Gather up the lines with the word "lärare" in them.

+++++

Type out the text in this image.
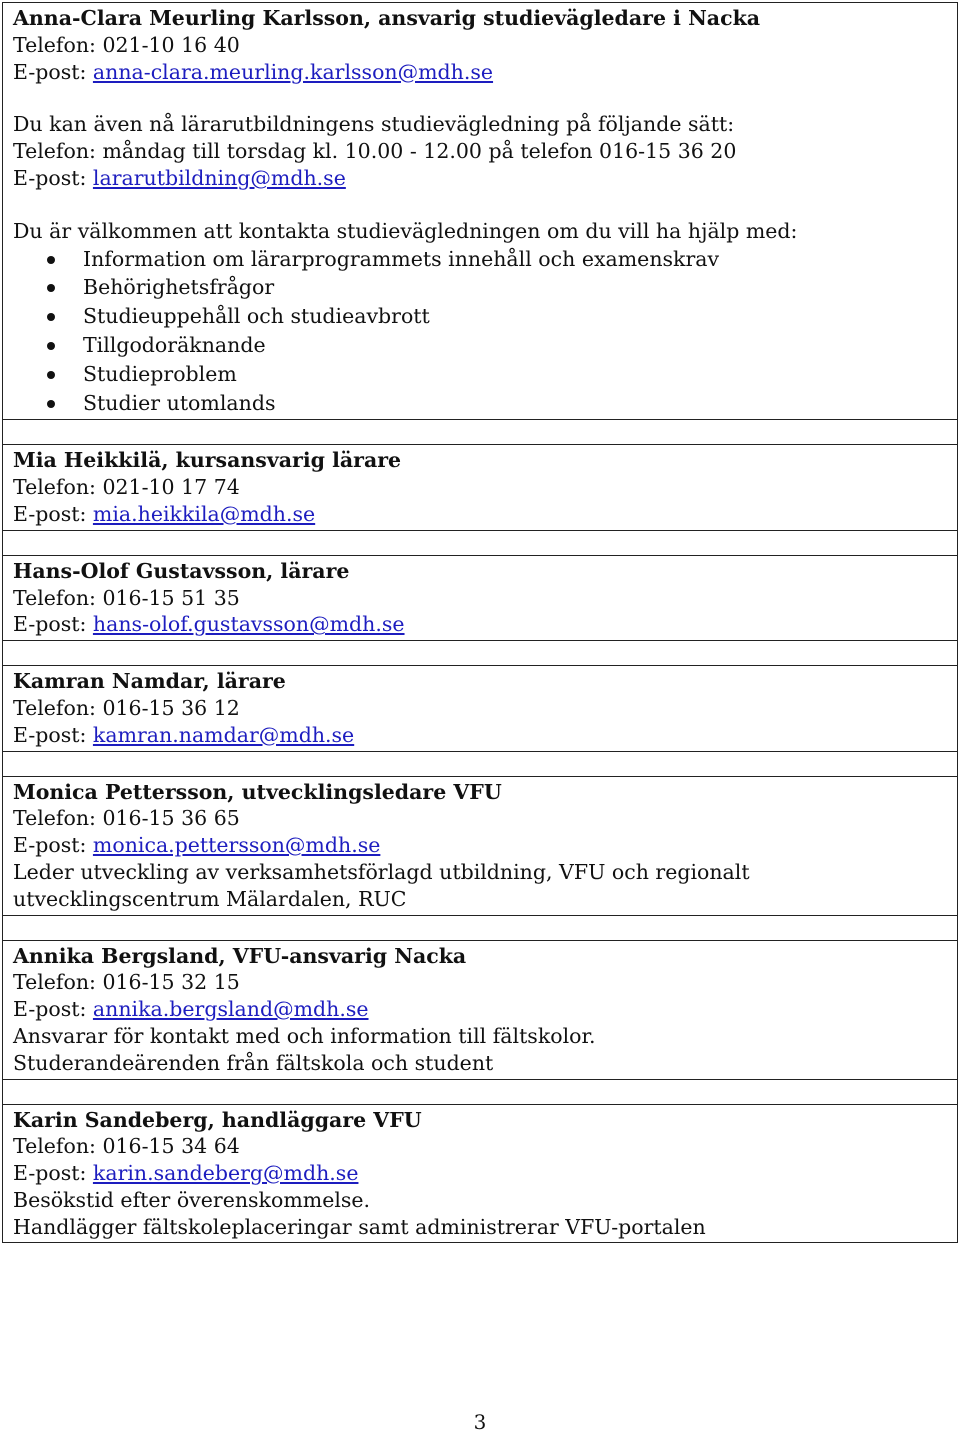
Anna-Clara Meurling Karlsson, ansvarig studievägledare i Nacka
Telefon: 021-10 16 40
E-post: anna-clara.meurling.karlsson@mdh.se
Du kan även nå lärarutbildningens studievägledning på följande sätt:
Telefon: måndag till torsdag kl. 10.00 - 12.00 på telefon 016-15 36 20
E-post: lararutbildning@mdh.se
Du är välkommen att kontakta studievägledningen om du vill ha hjälp med:
Information om lärarprogrammets innehåll och examenskrav
Behörighetsfrågor
Studieuppehåll och studieavbrott
Tillgodoräknande
Studieproblem
Studier utomlands
Mia Heikkilä, kursansvarig lärare
Telefon: 021-10 17 74
E-post: mia.heikkila@mdh.se
Hans-Olof Gustavsson, lärare
Telefon: 016-15 51 35
E-post: hans-olof.gustavsson@mdh.se
Kamran Namdar, lärare
Telefon: 016-15 36 12
E-post: kamran.namdar@mdh.se
Monica Pettersson, utvecklingsledare VFU
Telefon: 016-15 36 65
E-post: monica.pettersson@mdh.se
Leder utveckling av verksamhetsförlagd utbildning, VFU och regionalt
utvecklingscentrum Mälardalen, RUC
Annika Bergsland, VFU-ansvarig Nacka
Telefon: 016-15 32 15
E-post: annika.bergsland@mdh.se
Ansvarar för kontakt med och information till fältskolor.
Studerandeärenden från fältskola och student
Karin Sandeberg, handläggare VFU
Telefon: 016-15 34 64
E-post: karin.sandeberg@mdh.se
Besökstid efter överenskommelse.
Handlägger fältskoleplaceringar samt administrerar VFU-portalen
3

+++++

THE COMPLETED TASK:
Mia Heikkilä, kursansvarig lärare
Hans-Olof Gustavsson, lärare
Kamran Namdar, lärare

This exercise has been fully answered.